■ TASK DETAILS: What is the number of lines containing the string "JSON"? Answer with the number only.

■ SUPPLIED RECORDS:

== == ==

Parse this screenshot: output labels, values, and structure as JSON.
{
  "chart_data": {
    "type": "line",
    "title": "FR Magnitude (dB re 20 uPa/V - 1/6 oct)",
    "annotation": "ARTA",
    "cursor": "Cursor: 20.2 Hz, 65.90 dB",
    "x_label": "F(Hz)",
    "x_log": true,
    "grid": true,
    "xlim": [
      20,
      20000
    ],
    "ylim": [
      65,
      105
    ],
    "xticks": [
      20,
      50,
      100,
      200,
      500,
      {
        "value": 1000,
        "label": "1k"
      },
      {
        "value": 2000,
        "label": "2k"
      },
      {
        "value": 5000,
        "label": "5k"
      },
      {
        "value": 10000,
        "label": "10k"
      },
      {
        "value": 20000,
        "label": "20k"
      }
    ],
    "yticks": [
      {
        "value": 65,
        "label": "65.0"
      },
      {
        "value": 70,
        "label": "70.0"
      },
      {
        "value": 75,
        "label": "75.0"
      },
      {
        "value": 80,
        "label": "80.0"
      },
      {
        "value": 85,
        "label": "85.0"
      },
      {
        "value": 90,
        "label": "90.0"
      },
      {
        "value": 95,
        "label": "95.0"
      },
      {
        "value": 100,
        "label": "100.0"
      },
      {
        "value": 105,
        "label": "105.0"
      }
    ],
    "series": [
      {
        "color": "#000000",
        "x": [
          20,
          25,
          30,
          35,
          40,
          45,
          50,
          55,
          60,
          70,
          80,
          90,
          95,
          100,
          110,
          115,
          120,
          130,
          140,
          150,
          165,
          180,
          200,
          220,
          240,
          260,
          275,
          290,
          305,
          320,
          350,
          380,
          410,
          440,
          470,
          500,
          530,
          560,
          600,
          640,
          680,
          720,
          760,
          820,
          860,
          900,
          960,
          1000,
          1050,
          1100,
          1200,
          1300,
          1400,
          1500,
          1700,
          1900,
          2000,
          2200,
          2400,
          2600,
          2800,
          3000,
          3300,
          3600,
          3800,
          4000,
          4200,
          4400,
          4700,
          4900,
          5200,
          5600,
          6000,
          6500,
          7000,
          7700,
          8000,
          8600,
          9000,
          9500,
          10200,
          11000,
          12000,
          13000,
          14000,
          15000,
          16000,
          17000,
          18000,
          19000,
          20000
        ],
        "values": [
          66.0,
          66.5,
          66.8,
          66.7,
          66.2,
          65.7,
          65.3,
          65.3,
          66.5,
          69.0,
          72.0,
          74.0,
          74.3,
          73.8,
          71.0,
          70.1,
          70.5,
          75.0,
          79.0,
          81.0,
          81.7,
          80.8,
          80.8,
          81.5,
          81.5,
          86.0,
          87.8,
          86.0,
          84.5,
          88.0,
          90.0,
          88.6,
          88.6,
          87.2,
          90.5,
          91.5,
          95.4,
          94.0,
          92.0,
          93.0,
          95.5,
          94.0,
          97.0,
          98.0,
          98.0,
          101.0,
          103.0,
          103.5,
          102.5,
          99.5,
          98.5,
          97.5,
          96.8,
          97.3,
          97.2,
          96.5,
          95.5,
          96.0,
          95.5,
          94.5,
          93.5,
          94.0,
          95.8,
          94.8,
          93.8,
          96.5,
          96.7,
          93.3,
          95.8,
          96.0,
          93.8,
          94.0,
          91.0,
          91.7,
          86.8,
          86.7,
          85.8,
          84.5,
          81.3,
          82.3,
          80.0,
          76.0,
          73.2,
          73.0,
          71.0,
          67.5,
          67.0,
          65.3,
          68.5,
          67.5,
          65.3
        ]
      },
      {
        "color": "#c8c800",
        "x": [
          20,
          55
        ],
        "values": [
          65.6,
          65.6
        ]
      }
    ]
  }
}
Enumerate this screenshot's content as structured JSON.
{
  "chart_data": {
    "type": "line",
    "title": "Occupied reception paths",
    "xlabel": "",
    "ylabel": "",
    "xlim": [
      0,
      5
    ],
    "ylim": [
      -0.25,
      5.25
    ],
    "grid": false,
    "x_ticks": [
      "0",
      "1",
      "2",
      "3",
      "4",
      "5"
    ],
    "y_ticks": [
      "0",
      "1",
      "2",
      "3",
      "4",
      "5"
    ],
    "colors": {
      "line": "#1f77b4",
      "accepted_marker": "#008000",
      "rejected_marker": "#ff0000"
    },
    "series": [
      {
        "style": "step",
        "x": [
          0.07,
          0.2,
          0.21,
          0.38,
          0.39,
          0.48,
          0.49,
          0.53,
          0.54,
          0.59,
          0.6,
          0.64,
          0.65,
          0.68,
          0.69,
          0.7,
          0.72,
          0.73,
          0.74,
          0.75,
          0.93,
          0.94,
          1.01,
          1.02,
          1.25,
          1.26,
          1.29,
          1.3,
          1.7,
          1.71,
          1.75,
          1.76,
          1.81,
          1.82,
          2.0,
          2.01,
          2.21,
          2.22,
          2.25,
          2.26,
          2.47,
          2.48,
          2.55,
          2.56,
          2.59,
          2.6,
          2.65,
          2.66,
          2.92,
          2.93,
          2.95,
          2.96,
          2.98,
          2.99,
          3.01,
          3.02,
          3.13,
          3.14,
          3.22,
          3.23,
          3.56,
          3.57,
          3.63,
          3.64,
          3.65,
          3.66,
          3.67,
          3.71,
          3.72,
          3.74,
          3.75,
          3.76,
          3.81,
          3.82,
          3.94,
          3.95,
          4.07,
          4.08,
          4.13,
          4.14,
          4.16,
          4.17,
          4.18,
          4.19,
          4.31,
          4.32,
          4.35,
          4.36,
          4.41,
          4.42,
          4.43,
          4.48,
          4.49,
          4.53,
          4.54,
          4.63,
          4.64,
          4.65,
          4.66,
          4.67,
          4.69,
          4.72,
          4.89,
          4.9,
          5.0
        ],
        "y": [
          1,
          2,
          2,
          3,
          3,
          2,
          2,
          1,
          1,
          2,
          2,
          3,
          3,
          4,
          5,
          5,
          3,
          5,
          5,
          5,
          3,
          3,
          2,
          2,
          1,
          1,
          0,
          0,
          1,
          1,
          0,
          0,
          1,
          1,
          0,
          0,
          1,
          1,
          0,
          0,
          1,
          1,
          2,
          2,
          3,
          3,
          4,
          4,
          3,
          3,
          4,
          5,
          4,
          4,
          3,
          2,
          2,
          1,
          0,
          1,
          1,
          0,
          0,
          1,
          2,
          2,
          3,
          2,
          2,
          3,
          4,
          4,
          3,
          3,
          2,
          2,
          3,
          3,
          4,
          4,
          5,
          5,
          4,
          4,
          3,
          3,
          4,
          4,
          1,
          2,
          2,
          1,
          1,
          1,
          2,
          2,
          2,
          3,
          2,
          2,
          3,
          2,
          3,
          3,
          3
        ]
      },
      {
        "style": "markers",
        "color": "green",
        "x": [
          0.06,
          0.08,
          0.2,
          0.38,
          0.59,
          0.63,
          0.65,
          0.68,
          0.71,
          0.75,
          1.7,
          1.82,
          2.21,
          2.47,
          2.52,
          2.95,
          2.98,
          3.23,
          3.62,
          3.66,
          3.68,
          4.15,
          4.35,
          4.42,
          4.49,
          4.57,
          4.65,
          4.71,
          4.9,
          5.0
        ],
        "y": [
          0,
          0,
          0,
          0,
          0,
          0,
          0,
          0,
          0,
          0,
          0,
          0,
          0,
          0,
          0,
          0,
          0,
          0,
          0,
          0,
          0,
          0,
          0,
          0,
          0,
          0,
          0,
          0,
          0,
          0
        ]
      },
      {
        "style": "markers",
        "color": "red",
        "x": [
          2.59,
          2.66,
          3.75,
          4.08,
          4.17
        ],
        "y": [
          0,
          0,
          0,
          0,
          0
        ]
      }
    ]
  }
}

== == ==

■ EXERCISE SOLUTION: 2